SUMBER |
....

Ilustrasi. Petugas Bea dan Cukai menunjukan paket barang yang berisi rokok Sigaret Kretek Mesin (SKM) ilegal di kantor Bea dan Cukai Kudus, Jawa Tengah, Senin (6/6/2022). ANTARA FOTO/Yusuf Nugroho/wsj.
JAKARTA, DDTCNews – Ditjen Bea Cukai (DJBC) terus mendorong pembangunan kawasan industri hasil tembakau (KIHT) di berbagai daerah sebagai salah satu upaya pemerintah dalam mengendalikan peredaran rokok ilegal.
Dirjen Bea Cukai Askolani mengatakan terdapat dua faktor yang dapat memengaruhi pembentukan KIHT di daerah antara lain realisasi dana bagi hasil cukai hasil tembakau (DBH CHT) dan dukungan pemerintah daerah.

....

DAFTAR DATA |
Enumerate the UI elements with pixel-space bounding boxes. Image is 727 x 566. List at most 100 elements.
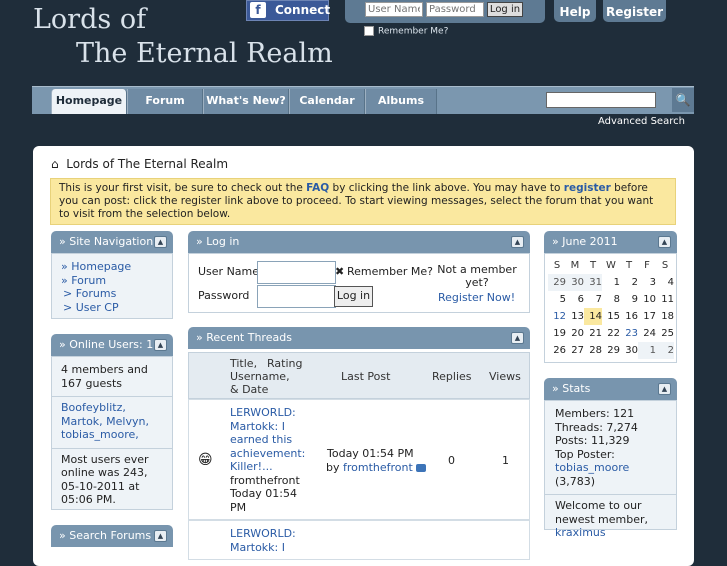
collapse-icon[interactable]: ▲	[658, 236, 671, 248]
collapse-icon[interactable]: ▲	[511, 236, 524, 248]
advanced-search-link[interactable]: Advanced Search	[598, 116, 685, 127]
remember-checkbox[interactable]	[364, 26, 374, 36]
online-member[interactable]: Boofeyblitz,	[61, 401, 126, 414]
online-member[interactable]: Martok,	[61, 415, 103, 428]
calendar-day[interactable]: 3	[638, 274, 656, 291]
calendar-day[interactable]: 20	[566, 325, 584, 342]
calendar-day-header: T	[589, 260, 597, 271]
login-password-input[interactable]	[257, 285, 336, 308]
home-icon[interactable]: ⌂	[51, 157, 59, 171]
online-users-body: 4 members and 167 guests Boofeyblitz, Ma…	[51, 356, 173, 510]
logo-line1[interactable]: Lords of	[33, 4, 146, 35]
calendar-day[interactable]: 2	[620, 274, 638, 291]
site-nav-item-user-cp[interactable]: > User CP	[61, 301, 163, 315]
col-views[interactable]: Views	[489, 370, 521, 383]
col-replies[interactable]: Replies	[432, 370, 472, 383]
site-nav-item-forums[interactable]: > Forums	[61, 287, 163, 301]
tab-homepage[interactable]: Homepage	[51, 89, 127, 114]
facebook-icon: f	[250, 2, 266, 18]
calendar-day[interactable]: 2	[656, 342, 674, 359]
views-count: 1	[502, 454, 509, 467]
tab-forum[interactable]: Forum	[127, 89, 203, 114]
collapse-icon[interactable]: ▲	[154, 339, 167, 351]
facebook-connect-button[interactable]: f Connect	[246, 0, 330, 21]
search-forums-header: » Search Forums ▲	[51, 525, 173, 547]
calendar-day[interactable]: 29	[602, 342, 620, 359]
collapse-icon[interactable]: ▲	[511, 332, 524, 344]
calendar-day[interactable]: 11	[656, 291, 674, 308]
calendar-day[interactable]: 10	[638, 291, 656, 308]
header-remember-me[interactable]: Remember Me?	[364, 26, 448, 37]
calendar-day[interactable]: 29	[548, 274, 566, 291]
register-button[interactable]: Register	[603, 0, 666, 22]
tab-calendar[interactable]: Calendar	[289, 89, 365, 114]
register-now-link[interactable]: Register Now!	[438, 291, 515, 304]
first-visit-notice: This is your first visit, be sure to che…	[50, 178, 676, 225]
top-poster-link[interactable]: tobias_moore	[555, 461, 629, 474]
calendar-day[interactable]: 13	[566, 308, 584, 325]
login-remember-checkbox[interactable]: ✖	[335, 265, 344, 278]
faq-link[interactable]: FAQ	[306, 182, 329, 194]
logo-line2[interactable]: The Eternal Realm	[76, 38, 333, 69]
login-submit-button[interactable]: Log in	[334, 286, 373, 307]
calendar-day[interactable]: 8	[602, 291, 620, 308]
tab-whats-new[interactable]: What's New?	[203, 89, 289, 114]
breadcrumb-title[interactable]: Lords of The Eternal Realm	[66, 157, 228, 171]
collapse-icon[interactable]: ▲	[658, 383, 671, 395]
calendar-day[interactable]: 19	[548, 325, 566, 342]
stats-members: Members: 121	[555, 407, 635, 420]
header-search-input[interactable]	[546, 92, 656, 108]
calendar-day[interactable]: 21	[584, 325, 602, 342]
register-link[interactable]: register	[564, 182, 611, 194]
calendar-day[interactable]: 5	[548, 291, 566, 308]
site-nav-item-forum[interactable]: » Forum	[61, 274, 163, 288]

....

YANG DIKERJAKAN | Menurut berita tentang kawasan industri hasil tembakau di sumber, apa dua faktor yang disebut Askolani dapat memengaruhi pembentukan KIHT di daerah?

PENYELESAIAN | Realisasi dana bagi hasil cukai hasil tembakau (DBH CHT) dan dukungan pemerintah daerah.